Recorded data
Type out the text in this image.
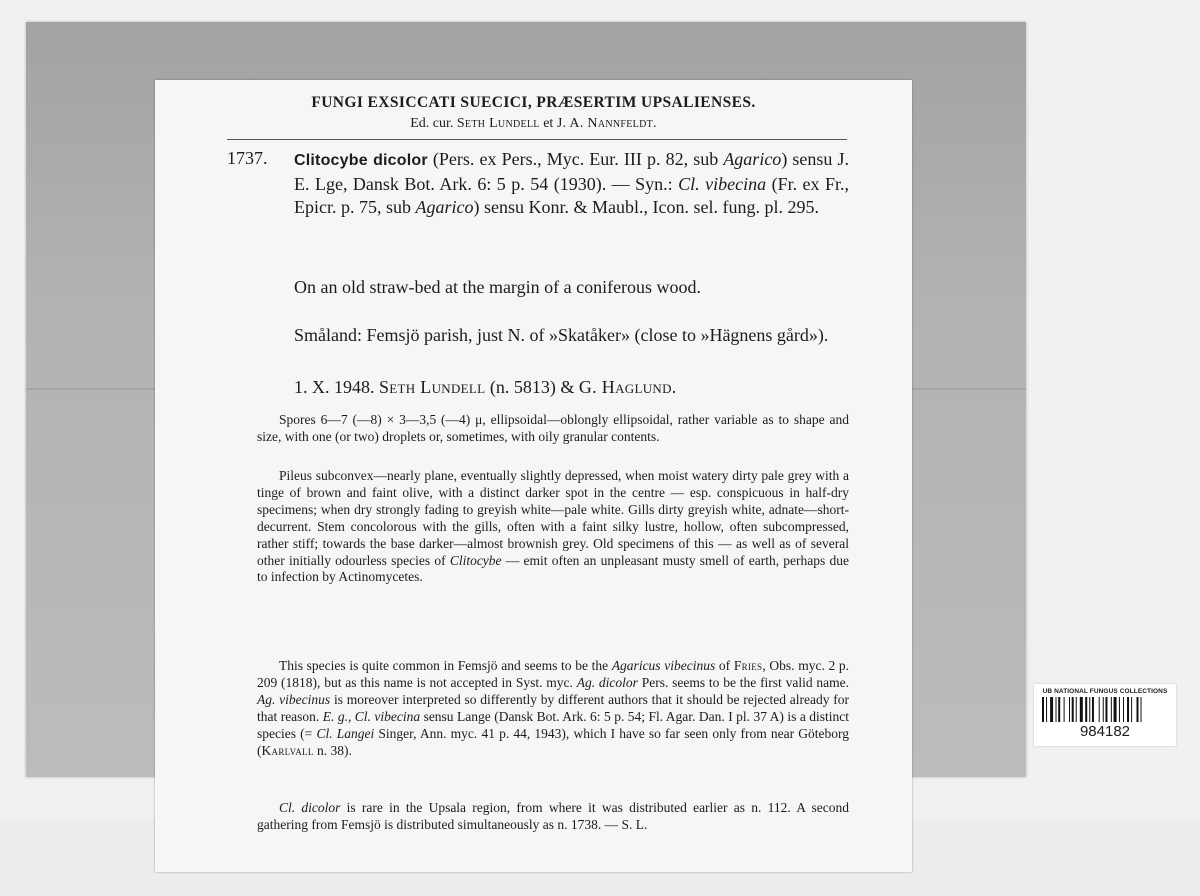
FUNGI EXSICCATI SUECICI, PRÆSERTIM UPSALIENSES.
Ed. cur. Seth Lundell et J. A. Nannfeldt.
1737. Clitocybe dicolor (Pers. ex Pers., Myc. Eur. III p. 82, sub Agarico) sensu J. E. Lge, Dansk Bot. Ark. 6: 5 p. 54 (1930). — Syn.: Cl. vibecina (Fr. ex Fr., Epicr. p. 75, sub Agarico) sensu Konr. & Maubl., Icon. sel. fung. pl. 295.
On an old straw-bed at the margin of a coniferous wood.
Småland: Femsjö parish, just N. of »Skatåker» (close to »Hägnens gård»).
1. X. 1948. Seth Lundell (n. 5813) & G. Haglund.
Spores 6—7 (—8) × 3—3,5 (—4) μ, ellipsoidal—oblongly ellipsoidal, rather variable as to shape and size, with one (or two) droplets or, sometimes, with oily granular contents.
Pileus subconvex—nearly plane, eventually slightly depressed, when moist watery dirty pale grey with a tinge of brown and faint olive, with a distinct darker spot in the centre — esp. conspicuous in half-dry specimens; when dry strongly fading to greyish white—pale white. Gills dirty greyish white, adnate—short-decurrent. Stem concolorous with the gills, often with a faint silky lustre, hollow, often subcompressed, rather stiff; towards the base darker—almost brownish grey. Old specimens of this — as well as of several other initially odourless species of Clitocybe — emit often an unpleasant musty smell of earth, perhaps due to infection by Actinomycetes.
This species is quite common in Femsjö and seems to be the Agaricus vibecinus of Fries, Obs. myc. 2 p. 209 (1818), but as this name is not accepted in Syst. myc. Ag. dicolor Pers. seems to be the first valid name. Ag. vibecinus is moreover interpreted so differently by different authors that it should be rejected already for that reason. E. g., Cl. vibecina sensu Lange (Dansk Bot. Ark. 6: 5 p. 54; Fl. Agar. Dan. I pl. 37 A) is a distinct species (= Cl. Langei Singer, Ann. myc. 41 p. 44, 1943), which I have so far seen only from near Göteborg (Karlvall n. 38).
Cl. dicolor is rare in the Upsala region, from where it was distributed earlier as n. 112. A second gathering from Femsjö is distributed simultaneously as n. 1738. — S. L.
UB NATIONAL FUNGUS COLLECTIONS
984182
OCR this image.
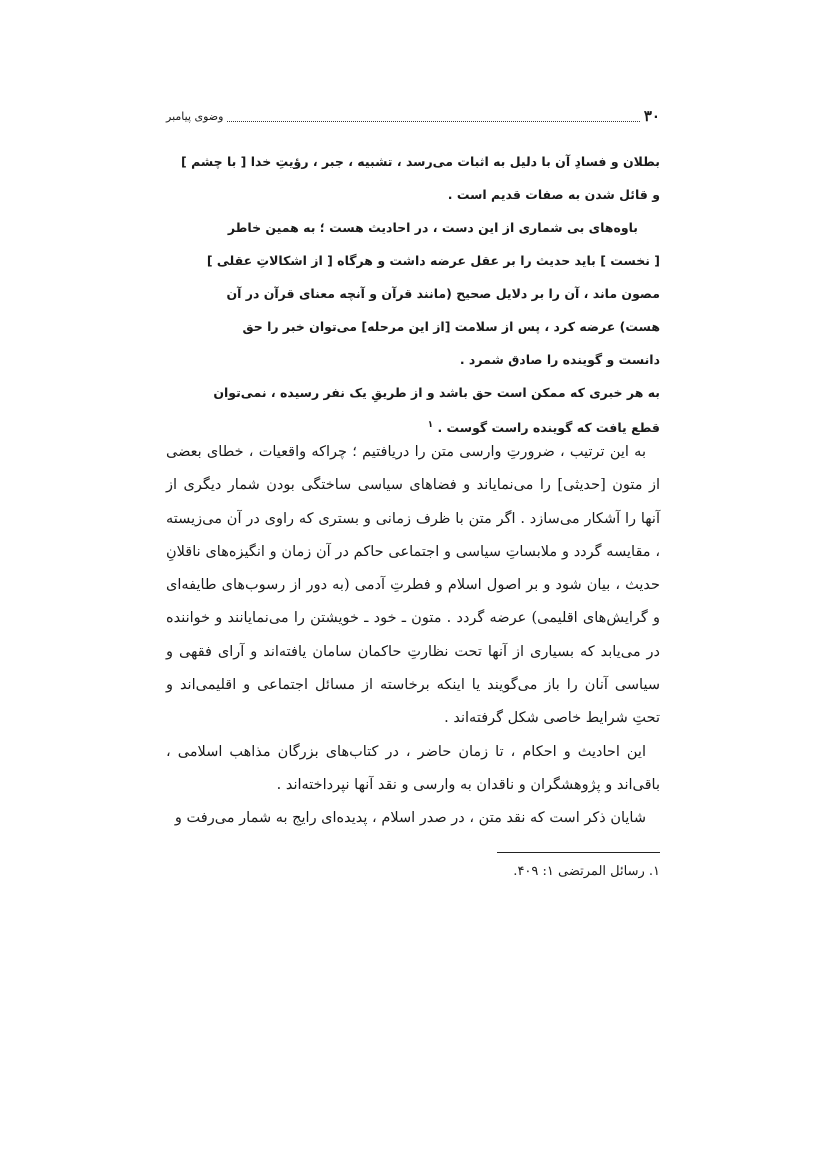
۳۰
وضوی پیامبر
بطلان و فسادِ آن با دلیل به اثبات می‌رسد ، تشبیه ، جبر ، رؤیتِ خدا [ با چشم ]
و قائل شدن به صفات قدیم است .
باوه‌های بی شماری از این دست ، در احادیث هست ؛ به همین خاطر
[ نخست ] باید حدیث را بر عقل عرضه داشت و هرگاه [ از اشکالاتِ عقلی ]
مصون ماند ، آن را بر دلایل صحیح (مانند قرآن و آنچه معنای قرآن در آن
هست) عرضه کرد ، پس از سلامت [از این مرحله] می‌توان خبر را حق
دانست و گوینده را صادق شمرد .
به هر خبری که ممکن است حق باشد و از طریقِ یک نفر رسیده ، نمی‌توان
قطع یافت که گوینده راست گوست . $^۱$

به این ترتیب ، ضرورتِ وارسی متن را دریافتیم ؛ چراکه واقعیات ، خطای بعضی از متون [حدیثی] را می‌نمایاند و فضاهای سیاسی ساختگی بودن شمار دیگری از آنها را آشکار می‌سازد . اگر متن با ظرف زمانی و بستری که راوی در آن می‌زیسته ، مقایسه گردد و ملابساتِ سیاسی و اجتماعی حاکم در آن زمان و انگیزه‌های ناقلانِ حدیث ، بیان شود و بر اصول اسلام و فطرتِ آدمی (به دور از رسوب‌های طایفه‌ای و گرایش‌های اقلیمی) عرضه گردد . متون ـ خود ـ خویشتن را می‌نمایانند و خواننده در می‌یابد که بسیاری از آنها تحت نظارتِ حاکمان سامان یافته‌اند و آرای فقهی و سیاسی آنان را باز می‌گویند یا اینکه برخاسته از مسائل اجتماعی و اقلیمی‌اند و تحتِ شرایط خاصی شکل گرفته‌اند .

این احادیث و احکام ، تا زمان حاضر ، در کتاب‌های بزرگان مذاهب اسلامی ، باقی‌اند و پژوهشگران و ناقدان به وارسی و نقد آنها نپرداخته‌اند .

شایان ذکر است که نقد متن ، در صدر اسلام ، پدیده‌ای رایج به شمار می‌رفت و

۱. رسائل المرتضی ۱: ۴۰۹.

Directions:
Leave out the pictures and print every line of the data exactly.

Solution below:
Type out the text in this image.
FUNGI EXSICCATI SUECICI, PRÆSERTIM UPSALIENSES.
Ed. cur. Seth Lundell et J. A. Nannfeldt.
1737. Clitocybe dicolor (Pers. ex Pers., Myc. Eur. III p. 82, sub Agarico) sensu J. E. Lge, Dansk Bot. Ark. 6: 5 p. 54 (1930). — Syn.: Cl. vibecina (Fr. ex Fr., Epicr. p. 75, sub Agarico) sensu Konr. & Maubl., Icon. sel. fung. pl. 295.
On an old straw-bed at the margin of a coniferous wood.
Småland: Femsjö parish, just N. of »Skatåker» (close to »Hägnens gård»).
1. X. 1948. Seth Lundell (n. 5813) & G. Haglund.
Spores 6—7 (—8) × 3—3,5 (—4) μ, ellipsoidal—oblongly ellipsoidal, rather variable as to shape and size, with one (or two) droplets or, sometimes, with oily granular contents.
Pileus subconvex—nearly plane, eventually slightly depressed, when moist watery dirty pale grey with a tinge of brown and faint olive, with a distinct darker spot in the centre — esp. conspicuous in half-dry specimens; when dry strongly fading to greyish white—pale white. Gills dirty greyish white, adnate—short-decurrent. Stem concolorous with the gills, often with a faint silky lustre, hollow, often subcompressed, rather stiff; towards the base darker—almost brownish grey. Old specimens of this — as well as of several other initially odourless species of Clitocybe — emit often an unpleasant musty smell of earth, perhaps due to infection by Actinomycetes.
This species is quite common in Femsjö and seems to be the Agaricus vibecinus of Fries, Obs. myc. 2 p. 209 (1818), but as this name is not accepted in Syst. myc. Ag. dicolor Pers. seems to be the first valid name. Ag. vibecinus is moreover interpreted so differently by different authors that it should be rejected already for that reason. E. g., Cl. vibecina sensu Lange (Dansk Bot. Ark. 6: 5 p. 54; Fl. Agar. Dan. I pl. 37 A) is a distinct species (= Cl. Langei Singer, Ann. myc. 41 p. 44, 1943), which I have so far seen only from near Göteborg (Karlvall n. 38).
Cl. dicolor is rare in the Upsala region, from where it was distributed earlier as n. 112. A second gathering from Femsjö is distributed simultaneously as n. 1738. — S. L.
UB NATIONAL FUNGUS COLLECTIONS
984182
OCR this image.
۳۰
وضوی پیامبر
بطلان و فسادِ آن با دلیل به اثبات می‌رسد ، تشبیه ، جبر ، رؤیتِ خدا [ با چشم ]
و قائل شدن به صفات قدیم است .
باوه‌های بی شماری از این دست ، در احادیث هست ؛ به همین خاطر
[ نخست ] باید حدیث را بر عقل عرضه داشت و هرگاه [ از اشکالاتِ عقلی ]
مصون ماند ، آن را بر دلایل صحیح (مانند قرآن و آنچه معنای قرآن در آن
هست) عرضه کرد ، پس از سلامت [از این مرحله] می‌توان خبر را حق
دانست و گوینده را صادق شمرد .
به هر خبری که ممکن است حق باشد و از طریقِ یک نفر رسیده ، نمی‌توان
قطع یافت که گوینده راست گوست . $^۱$

به این ترتیب ، ضرورتِ وارسی متن را دریافتیم ؛ چراکه واقعیات ، خطای بعضی از متون [حدیثی] را می‌نمایاند و فضاهای سیاسی ساختگی بودن شمار دیگری از آنها را آشکار می‌سازد . اگر متن با ظرف زمانی و بستری که راوی در آن می‌زیسته ، مقایسه گردد و ملابساتِ سیاسی و اجتماعی حاکم در آن زمان و انگیزه‌های ناقلانِ حدیث ، بیان شود و بر اصول اسلام و فطرتِ آدمی (به دور از رسوب‌های طایفه‌ای و گرایش‌های اقلیمی) عرضه گردد . متون ـ خود ـ خویشتن را می‌نمایانند و خواننده در می‌یابد که بسیاری از آنها تحت نظارتِ حاکمان سامان یافته‌اند و آرای فقهی و سیاسی آنان را باز می‌گویند یا اینکه برخاسته از مسائل اجتماعی و اقلیمی‌اند و تحتِ شرایط خاصی شکل گرفته‌اند .

این احادیث و احکام ، تا زمان حاضر ، در کتاب‌های بزرگان مذاهب اسلامی ، باقی‌اند و پژوهشگران و ناقدان به وارسی و نقد آنها نپرداخته‌اند .

شایان ذکر است که نقد متن ، در صدر اسلام ، پدیده‌ای رایج به شمار می‌رفت و

۱. رسائل المرتضی ۱: ۴۰۹.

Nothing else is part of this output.